──────── Exercise passage

Good Thursday Afternoon,
It’s time to take a look at the polls! With local elections taking place across the United Kingdom today and results not due until tomorrow morning, we focus on Joe Biden’s inflation woes in this week’s issue of Magnified.
This week, our research also covers:
- British views on other countries’ responses to the war in Ukraine
- Importance of abortion as an electoral issue in the United States
- Cost-of-living in the ‘Red Wall’
If you would like to find out more about how Redfield & Wilton Strategies can help your organisation succeed through polling and strategic advice, click here.
2024 Presidential Election Hypothetical Voting Intention (1 May):
Donald Trump: 44% (+1)
Joe Biden: 40% (-1)
Don’t know: 9% (–)
Changes +/- 18 Apr
All Net Approval Ratings (1 May):
Joe Biden: -8% (+1)
Kamala Harris: -7% (+3)
Changes +/- 18 Apr
In the United Kingdom, Parliament has the freedom to call an election at any given time. Though Parliamentary terms are supposed to last five years, there have been elections in 2015, 2017, and 2019. As a result of this variance, British pollsters track the public’s voting intention for a hypothetical general election, however unlikely a general election may appear to be. Tracking this question has become the primary means by which pollsters typically measure the political mood of the British public.
For the United States, the nature of the fixed terms of presidents and the importance and unpredictability of the specific candidates on the ballot makes this form of tracking the political mood uncommon. Instead, American pollsters typically measure Presidential approval.
However, for the duration of this presidential term, measuring 2024 Presidential voting intention may be a better means of measuring the American political mood than overall presidential disapproval.
The United States has had a repeat election, where the top two major candidates on the ballots are the same as in the previous election, only six times in its history (1800, 1828, 1840, 1892, 1900, and 1956). Nevertheless, both Joe Biden and Donald Trump have thus far clearly hinted at their intention to run again in 2024. With current polling indicating that a clear majority of Republicans and Democrats would respectively renominate their 2020 candidates, they are the favourites for the Republican and Democratic nominations—though, of course, much can change.
As we know in Britain, measuring approval alone misses key aspects of the body politic. Boris Johnson’s net approval rating has at times been negative when the Conservatives have led in voting intention. Voters’ dislike of Johnson can be outweighed by other factors such as Conservative party loyalty, a greater dislike of or lack of enthusiasm for the opposition parties and/or their leaders, a preference for a local Conservative candidate, policies on offer, and so forth.

────────────────

According to the polling newsletter, how many times in its history has the United States had a repeat election with the same top two major candidates as the previous one?

──────── Data extract

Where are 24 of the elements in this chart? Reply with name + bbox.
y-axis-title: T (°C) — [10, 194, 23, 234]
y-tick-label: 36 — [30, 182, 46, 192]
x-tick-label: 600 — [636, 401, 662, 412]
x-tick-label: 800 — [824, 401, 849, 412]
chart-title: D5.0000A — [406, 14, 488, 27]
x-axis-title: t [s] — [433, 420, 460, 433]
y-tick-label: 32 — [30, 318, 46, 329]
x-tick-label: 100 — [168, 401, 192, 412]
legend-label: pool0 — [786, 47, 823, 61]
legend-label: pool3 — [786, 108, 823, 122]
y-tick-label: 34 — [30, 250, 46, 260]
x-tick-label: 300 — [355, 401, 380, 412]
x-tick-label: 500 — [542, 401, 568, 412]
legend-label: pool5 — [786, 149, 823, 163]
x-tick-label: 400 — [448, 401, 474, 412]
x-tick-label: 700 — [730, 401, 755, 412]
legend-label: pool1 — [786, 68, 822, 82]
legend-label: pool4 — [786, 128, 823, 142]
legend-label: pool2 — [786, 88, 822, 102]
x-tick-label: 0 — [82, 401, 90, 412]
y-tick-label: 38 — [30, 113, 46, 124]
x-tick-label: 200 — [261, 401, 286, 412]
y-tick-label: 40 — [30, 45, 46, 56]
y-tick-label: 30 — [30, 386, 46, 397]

────────────────

* Written response *
Six times: in 1800, 1828, 1840, 1892, 1900, and 1956.